## Selected text:
My vote: Thumbs down!

Canva graphic created with image by Andreas Tille (Own work) [CC BY-SA 4.0 ( or GFDL (], via Wikimedia Commons


  1. I can't even keep on top of all the information and op-ed's coming out right now.... thanks for trying to make it a bit clearer!

    1. Karee, very good and balanced. One additional thought, on the Pope's "synodality" address. I think the media coverage risks being too closely dominated by the communion for the divorced and remarried debate that it could miss other aspects of the debate. I am not convinced that Francis sees "synodality" as just a ruse to create a path for Kasper, which is what I think some of the commentary out there is suggesting. For one thing, we must not forget that this was a speech on the 50th anniversary of the institution of the synod, established by his hero Paul VI, so he was bound to sing its praises. More broadly, though, I think the synod resonates with Francis for reasons that have little or nothing to do with the Kasper proposal. First, is Francis' experience with CELAM, the Latin American Bishops' Conference--a synod. CELAM has produced important pastoral documents that inform the regional experience of Catholicism in ways that are responsive to local concerns. Arguably, CELAM has had no problem hewing closely to orthodoxy, clamping down on Liberation Theology in the 1990s and generally towing the line on matters of sex and reproduction, while allowing breathing room for the Church leaders (like Oscar Romero) to fight against perceived injustice. Second, Francis' entire pontificate is predicated on the principles drawn up at the 2007 CELAM conference at Aparecida, which probably did more to cement Francis' favorable impression of "synodality" than any other factor. And third, while he was Archbishop of Buenos Aires, Francis also headed the Eastern Rite Ordinariate of Argentina, and was therefore exposed to the functioning of "synodality" in the Orthodox and Eastern Rite tradition (again, hardly beds of heterodoxy). Accordingly, while I do think we must be vigilant to the way pastoral policy is delegated to local bishops' conferences (i.e., to ensure that doctrine is not compromised), I don't really see Francis as having muddied the waters on this issue because it is really a different issue.

## Supplied material:
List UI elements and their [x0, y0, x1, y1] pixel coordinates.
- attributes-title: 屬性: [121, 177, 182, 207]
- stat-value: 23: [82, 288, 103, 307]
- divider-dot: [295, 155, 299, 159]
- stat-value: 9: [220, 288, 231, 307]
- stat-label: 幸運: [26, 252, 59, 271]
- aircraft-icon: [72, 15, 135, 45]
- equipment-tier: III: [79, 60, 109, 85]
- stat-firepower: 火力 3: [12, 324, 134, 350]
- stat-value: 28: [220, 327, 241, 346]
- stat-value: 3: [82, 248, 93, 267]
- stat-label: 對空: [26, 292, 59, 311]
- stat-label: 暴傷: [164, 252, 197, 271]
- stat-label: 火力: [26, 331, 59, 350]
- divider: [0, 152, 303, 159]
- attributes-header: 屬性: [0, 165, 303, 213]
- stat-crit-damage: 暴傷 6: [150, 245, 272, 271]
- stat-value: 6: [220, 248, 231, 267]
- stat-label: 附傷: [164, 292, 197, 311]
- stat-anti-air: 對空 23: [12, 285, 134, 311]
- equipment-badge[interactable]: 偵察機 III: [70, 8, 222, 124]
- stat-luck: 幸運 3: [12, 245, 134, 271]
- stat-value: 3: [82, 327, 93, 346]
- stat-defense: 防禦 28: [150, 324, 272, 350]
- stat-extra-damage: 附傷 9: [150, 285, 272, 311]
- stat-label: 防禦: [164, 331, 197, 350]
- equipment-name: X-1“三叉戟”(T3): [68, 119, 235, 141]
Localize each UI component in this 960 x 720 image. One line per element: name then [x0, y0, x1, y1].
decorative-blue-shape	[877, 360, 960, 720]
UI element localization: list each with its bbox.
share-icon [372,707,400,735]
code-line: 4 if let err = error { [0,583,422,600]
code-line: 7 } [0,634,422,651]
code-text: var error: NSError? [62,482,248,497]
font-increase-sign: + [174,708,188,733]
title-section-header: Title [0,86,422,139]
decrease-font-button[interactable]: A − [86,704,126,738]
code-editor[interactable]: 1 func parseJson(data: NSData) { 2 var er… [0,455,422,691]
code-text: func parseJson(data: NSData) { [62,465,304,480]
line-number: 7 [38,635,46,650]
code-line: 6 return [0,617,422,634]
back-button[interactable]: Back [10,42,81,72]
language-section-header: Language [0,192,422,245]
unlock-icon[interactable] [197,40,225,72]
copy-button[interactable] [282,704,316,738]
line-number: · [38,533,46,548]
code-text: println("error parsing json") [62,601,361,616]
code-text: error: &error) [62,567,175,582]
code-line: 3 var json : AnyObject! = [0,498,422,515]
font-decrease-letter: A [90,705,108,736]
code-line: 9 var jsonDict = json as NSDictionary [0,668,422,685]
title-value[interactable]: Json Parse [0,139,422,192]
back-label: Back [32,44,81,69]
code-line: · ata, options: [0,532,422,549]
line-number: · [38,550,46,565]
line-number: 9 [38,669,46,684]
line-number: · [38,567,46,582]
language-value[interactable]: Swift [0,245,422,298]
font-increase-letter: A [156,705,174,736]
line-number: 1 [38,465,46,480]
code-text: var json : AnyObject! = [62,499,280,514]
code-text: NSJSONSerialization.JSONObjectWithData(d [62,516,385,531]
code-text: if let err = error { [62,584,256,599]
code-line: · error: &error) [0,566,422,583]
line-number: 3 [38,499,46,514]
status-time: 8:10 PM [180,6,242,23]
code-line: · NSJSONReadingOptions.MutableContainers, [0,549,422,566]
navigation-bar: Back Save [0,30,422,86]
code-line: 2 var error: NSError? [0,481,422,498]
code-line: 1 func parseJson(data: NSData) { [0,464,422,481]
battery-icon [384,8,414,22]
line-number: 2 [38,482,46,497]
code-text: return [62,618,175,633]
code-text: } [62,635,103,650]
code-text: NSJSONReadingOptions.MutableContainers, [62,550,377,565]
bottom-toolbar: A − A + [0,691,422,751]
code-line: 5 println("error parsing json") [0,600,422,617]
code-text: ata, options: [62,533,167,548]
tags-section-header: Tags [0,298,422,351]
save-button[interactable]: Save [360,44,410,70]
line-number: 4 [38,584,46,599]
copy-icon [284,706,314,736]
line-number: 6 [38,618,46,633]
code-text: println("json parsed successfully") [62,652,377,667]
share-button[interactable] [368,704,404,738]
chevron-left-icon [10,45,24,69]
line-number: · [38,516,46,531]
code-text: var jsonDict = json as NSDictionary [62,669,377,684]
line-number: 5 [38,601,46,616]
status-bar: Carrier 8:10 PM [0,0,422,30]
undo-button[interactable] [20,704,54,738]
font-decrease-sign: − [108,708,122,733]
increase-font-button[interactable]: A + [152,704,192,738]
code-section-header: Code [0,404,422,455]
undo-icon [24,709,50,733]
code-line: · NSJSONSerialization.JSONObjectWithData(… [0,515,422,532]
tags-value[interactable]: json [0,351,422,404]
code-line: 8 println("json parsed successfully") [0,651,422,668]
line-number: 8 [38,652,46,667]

## Activity 1:
In the selected text, rewrite the paragraph that begins "Karee, very good and balanced" as a short list that keeps its main points.
## Activity 2:
In the selected text, replace "information" with "news" and give the passage from "Canva graphic created" to "a bit clearer!" with that change.
## Activity 3:
Answer these questions from the selected text:
(a) Whose image was used for the Canva graphic?
(b) In what year was the CELAM conference at Aparecida held?
(c) What did Francis head while he was Archbishop of Buenos Aires?

## Response area 1:
- Calls Karee's piece very good and balanced and adds a thought on the Pope's "synodality" address.
- Media coverage risks being so dominated by the debate over communion for the divorced and remarried that it misses other aspects.
- Doubts that Francis sees "synodality" merely as a ruse to create a path for Kasper.
- Notes the speech marked the 50th anniversary of the synod, which was established by Paul VI, so Francis was bound to praise it.
- Gives three reasons the synod resonates with Francis:
  1. His experience with CELAM, the Latin American Bishops' Conference, a synod. Its pastoral documents respond to local concerns while staying orthodox. It clamped down on Liberation Theology in the 1990s and kept to Church teaching on sex and reproduction, yet gave leaders like Oscar Romero room to fight perceived injustice.
  2. His pontificate rests on principles from the 2007 CELAM conference at Aparecida, probably the strongest influence on his view of "synodality."
  3. As Archbishop of Buenos Aires he headed the Eastern Rite Ordinariate of Argentina, which exposed him to "synodality" in the Orthodox and Eastern Rite tradition.
- Concludes that delegating pastoral policy to local bishops' conferences needs vigilance so that doctrine is not compromised. Francis has not muddied the waters, because this is a different issue.

## Response area 2:
Canva graphic created with image by Andreas Tille (Own work) [CC BY-SA 4.0 ( or GFDL (], via Wikimedia Commons


  1. I can't even keep on top of all the news and op-ed's coming out right now.... thanks for trying to make it a bit clearer!

## Response area 3:
(a) Andreas Tille
(b) 2007
(c) The Eastern Rite Ordinariate of Argentina